(DESCRIPTION OF THE TASK):
Repeat every record below exactly, leaving out the pictures.

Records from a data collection
--- --- ---

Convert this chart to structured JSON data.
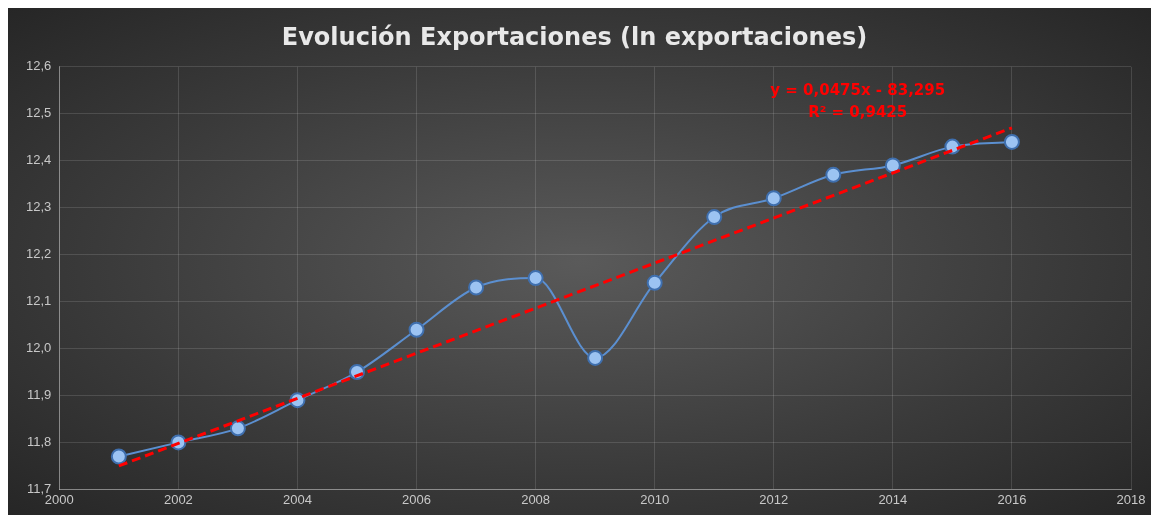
{
  "chart_data": {
    "type": "line",
    "title": "Evolución Exportaciones (ln exportaciones)",
    "x": [
      2001,
      2002,
      2003,
      2004,
      2005,
      2006,
      2007,
      2008,
      2009,
      2010,
      2011,
      2012,
      2013,
      2014,
      2015,
      2016
    ],
    "series": [
      {
        "color": "#5b8fd0",
        "values": [
          11.77,
          11.8,
          11.83,
          11.89,
          11.95,
          12.04,
          12.13,
          12.15,
          11.98,
          12.14,
          12.28,
          12.32,
          12.37,
          12.39,
          12.43,
          12.44
        ]
      },
      {
        "type": "line",
        "color": "#ff0000",
        "line_style": "dashed",
        "marker": "none",
        "x": [
          2001,
          2016
        ],
        "values": [
          11.75,
          12.47
        ]
      }
    ],
    "marker": "circle",
    "xlim": [
      2000,
      2018
    ],
    "xticks": [
      2000,
      2002,
      2004,
      2006,
      2008,
      2010,
      2012,
      2014,
      2016,
      2018
    ],
    "ylim": [
      11.7,
      12.6
    ],
    "yticks": [
      {
        "value": 11.7,
        "label": "11,7"
      },
      {
        "value": 11.8,
        "label": "11,8"
      },
      {
        "value": 11.9,
        "label": "11,9"
      },
      {
        "value": 12.0,
        "label": "12,0"
      },
      {
        "value": 12.1,
        "label": "12,1"
      },
      {
        "value": 12.2,
        "label": "12,2"
      },
      {
        "value": 12.3,
        "label": "12,3"
      },
      {
        "value": 12.4,
        "label": "12,4"
      },
      {
        "value": 12.5,
        "label": "12,5"
      },
      {
        "value": 12.6,
        "label": "12,6"
      }
    ],
    "grid": true,
    "annotations": [
      "y = 0,0475x - 83,295",
      "R² = 0,9425"
    ]
  }
}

--- --- ---

(OUTPUT OF THE EXERCISE):
Convert this chart to structured JSON data.
{
  "chart_data": {
    "type": "line",
    "title": "Evolución Exportaciones (ln exportaciones)",
    "x": [
      2001,
      2002,
      2003,
      2004,
      2005,
      2006,
      2007,
      2008,
      2009,
      2010,
      2011,
      2012,
      2013,
      2014,
      2015,
      2016
    ],
    "series": [
      {
        "color": "#5b8fd0",
        "values": [
          11.77,
          11.8,
          11.83,
          11.89,
          11.95,
          12.04,
          12.13,
          12.15,
          11.98,
          12.14,
          12.28,
          12.32,
          12.37,
          12.39,
          12.43,
          12.44
        ]
      },
      {
        "type": "line",
        "color": "#ff0000",
        "line_style": "dashed",
        "marker": "none",
        "x": [
          2001,
          2016
        ],
        "values": [
          11.75,
          12.47
        ]
      }
    ],
    "marker": "circle",
    "xlim": [
      2000,
      2018
    ],
    "xticks": [
      2000,
      2002,
      2004,
      2006,
      2008,
      2010,
      2012,
      2014,
      2016,
      2018
    ],
    "ylim": [
      11.7,
      12.6
    ],
    "yticks": [
      {
        "value": 11.7,
        "label": "11,7"
      },
      {
        "value": 11.8,
        "label": "11,8"
      },
      {
        "value": 11.9,
        "label": "11,9"
      },
      {
        "value": 12.0,
        "label": "12,0"
      },
      {
        "value": 12.1,
        "label": "12,1"
      },
      {
        "value": 12.2,
        "label": "12,2"
      },
      {
        "value": 12.3,
        "label": "12,3"
      },
      {
        "value": 12.4,
        "label": "12,4"
      },
      {
        "value": 12.5,
        "label": "12,5"
      },
      {
        "value": 12.6,
        "label": "12,6"
      }
    ],
    "grid": true,
    "annotations": [
      "y = 0,0475x - 83,295",
      "R² = 0,9425"
    ]
  }
}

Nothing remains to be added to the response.